• Input for this task:
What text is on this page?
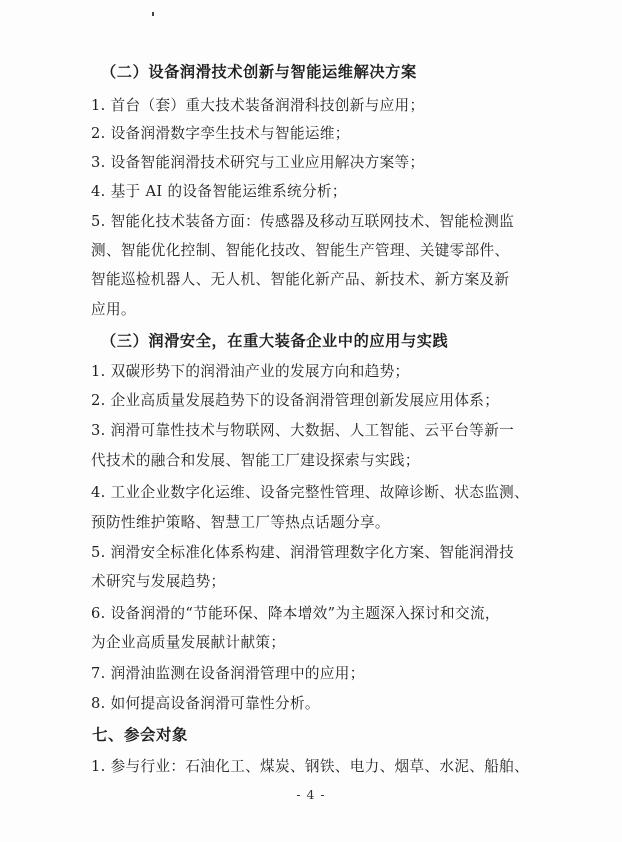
（二）设备润滑技术创新与智能运维解决方案
1. 首台（套）重大技术装备润滑科技创新与应用；
2. 设备润滑数字孪生技术与智能运维；
3. 设备智能润滑技术研究与工业应用解决方案等；
4. 基于 AI 的设备智能运维系统分析；
5. 智能化技术装备方面：传感器及移动互联网技术、智能检测监
测、智能优化控制、智能化技改、智能生产管理、关键零部件、
智能巡检机器人、无人机、智能化新产品、新技术、新方案及新
应用。
（三）润滑安全，在重大装备企业中的应用与实践
1. 双碳形势下的润滑油产业的发展方向和趋势；
2. 企业高质量发展趋势下的设备润滑管理创新发展应用体系；
3. 润滑可靠性技术与物联网、大数据、人工智能、云平台等新一
代技术的融合和发展、智能工厂建设探索与实践；
4. 工业企业数字化运维、设备完整性管理、故障诊断、状态监测、
预防性维护策略、智慧工厂等热点话题分享。
5. 润滑安全标准化体系构建、润滑管理数字化方案、智能润滑技
术研究与发展趋势；
6. 设备润滑的“节能环保、降本增效”为主题深入探讨和交流，
为企业高质量发展献计献策；
7. 润滑油监测在设备润滑管理中的应用；
8. 如何提高设备润滑可靠性分析。
七、参会对象
1. 参与行业：石油化工、煤炭、钢铁、电力、烟草、水泥、船舶、
- 4 -
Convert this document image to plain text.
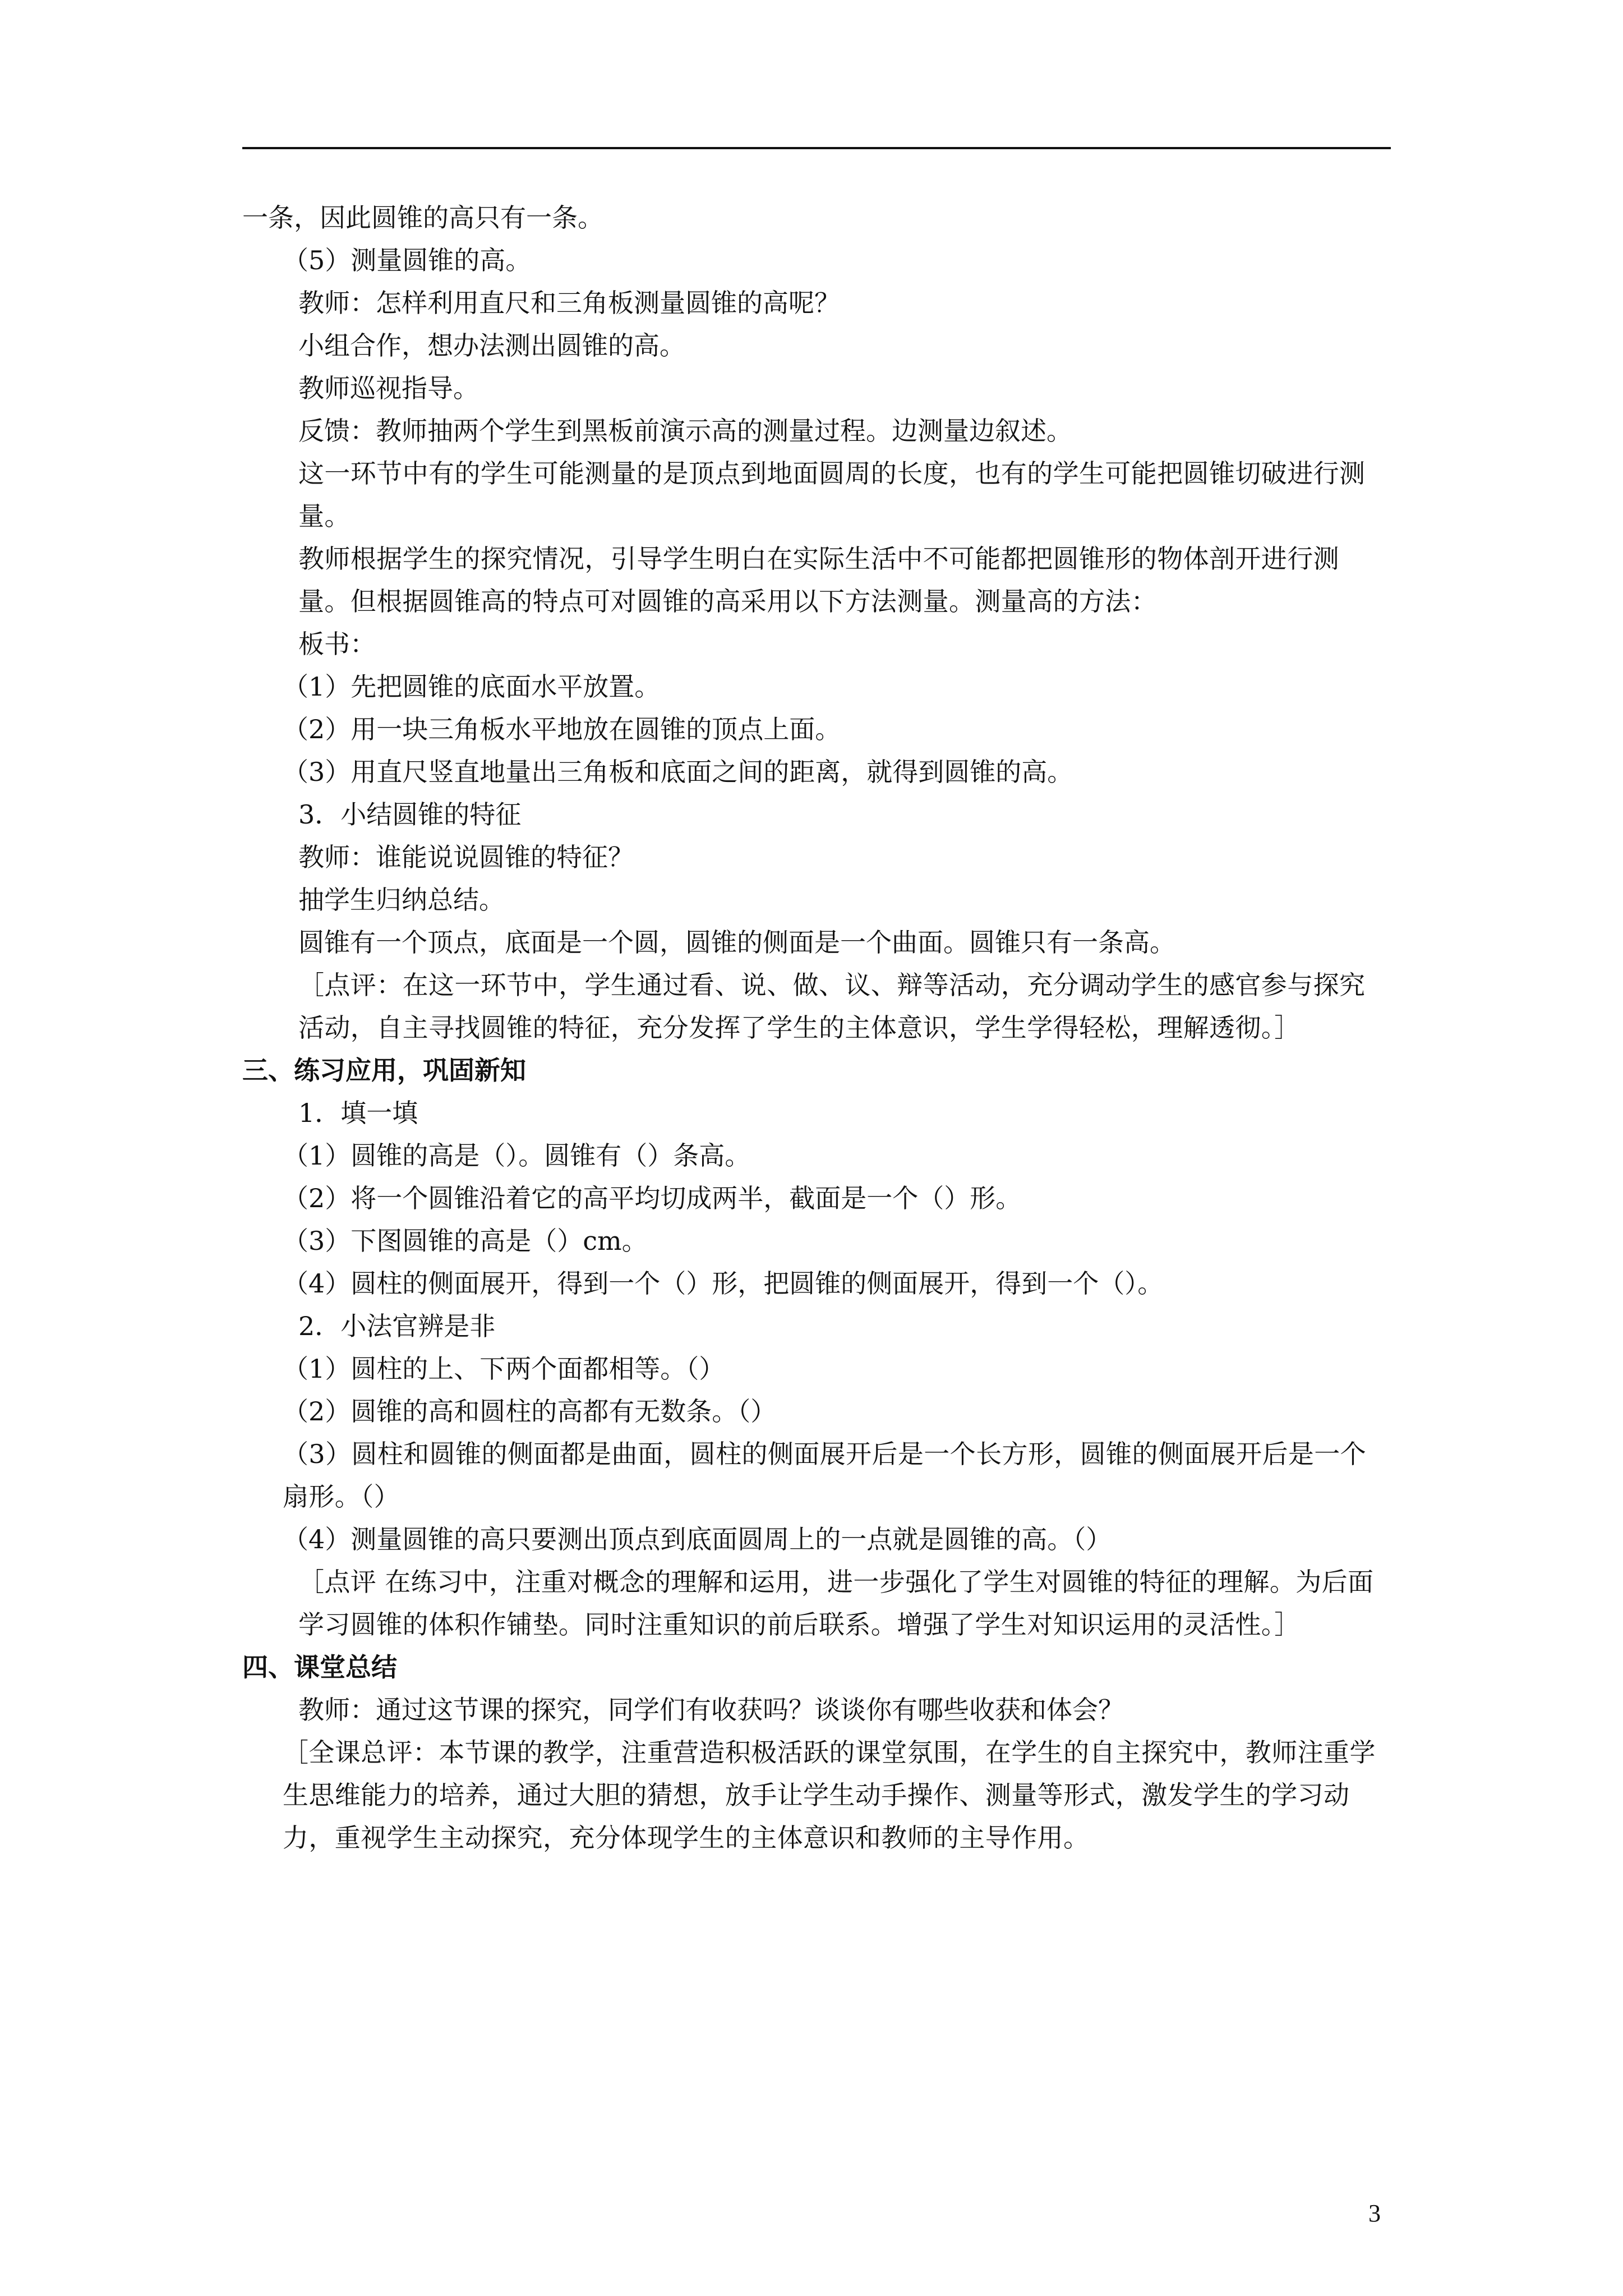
一条，因此圆锥的高只有一条。

（5）测量圆锥的高。

教师：怎样利用直尺和三角板测量圆锥的高呢？

小组合作，想办法测出圆锥的高。

教师巡视指导。

反馈：教师抽两个学生到黑板前演示高的测量过程。边测量边叙述。

这一环节中有的学生可能测量的是顶点到地面圆周的长度，也有的学生可能把圆锥切破进行测量。

教师根据学生的探究情况，引导学生明白在实际生活中不可能都把圆锥形的物体剖开进行测量。但根据圆锥高的特点可对圆锥的高采用以下方法测量。测量高的方法：

板书：

（1）先把圆锥的底面水平放置。

（2）用一块三角板水平地放在圆锥的顶点上面。

（3）用直尺竖直地量出三角板和底面之间的距离，就得到圆锥的高。

3．小结圆锥的特征

教师：谁能说说圆锥的特征？

抽学生归纳总结。

圆锥有一个顶点，底面是一个圆，圆锥的侧面是一个曲面。圆锥只有一条高。

［点评：在这一环节中，学生通过看、说、做、议、辩等活动，充分调动学生的感官参与探究活动，自主寻找圆锥的特征，充分发挥了学生的主体意识，学生学得轻松，理解透彻。］

三、练习应用，巩固新知

1．填一填

（1）圆锥的高是（）。圆锥有（）条高。

（2）将一个圆锥沿着它的高平均切成两半，截面是一个（）形。

（3）下图圆锥的高是（）cm。

（4）圆柱的侧面展开，得到一个（）形，把圆锥的侧面展开，得到一个（）。

2．小法官辨是非

（1）圆柱的上、下两个面都相等。（）

（2）圆锥的高和圆柱的高都有无数条。（）

（3）圆柱和圆锥的侧面都是曲面，圆柱的侧面展开后是一个长方形，圆锥的侧面展开后是一个扇形。（）

（4）测量圆锥的高只要测出顶点到底面圆周上的一点就是圆锥的高。（）

［点评 在练习中，注重对概念的理解和运用，进一步强化了学生对圆锥的特征的理解。为后面学习圆锥的体积作铺垫。同时注重知识的前后联系。增强了学生对知识运用的灵活性。］

四、课堂总结

教师：通过这节课的探究，同学们有收获吗？谈谈你有哪些收获和体会？

［全课总评：本节课的教学，注重营造积极活跃的课堂氛围，在学生的自主探究中，教师注重学生思维能力的培养，通过大胆的猜想，放手让学生动手操作、测量等形式，激发学生的学习动力，重视学生主动探究，充分体现学生的主体意识和教师的主导作用。

3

• Prompt: From the listing above, copy out each line where the word "text" appears.

• Result for this exercise:
What text is on this page?
Convert this document image to plain text.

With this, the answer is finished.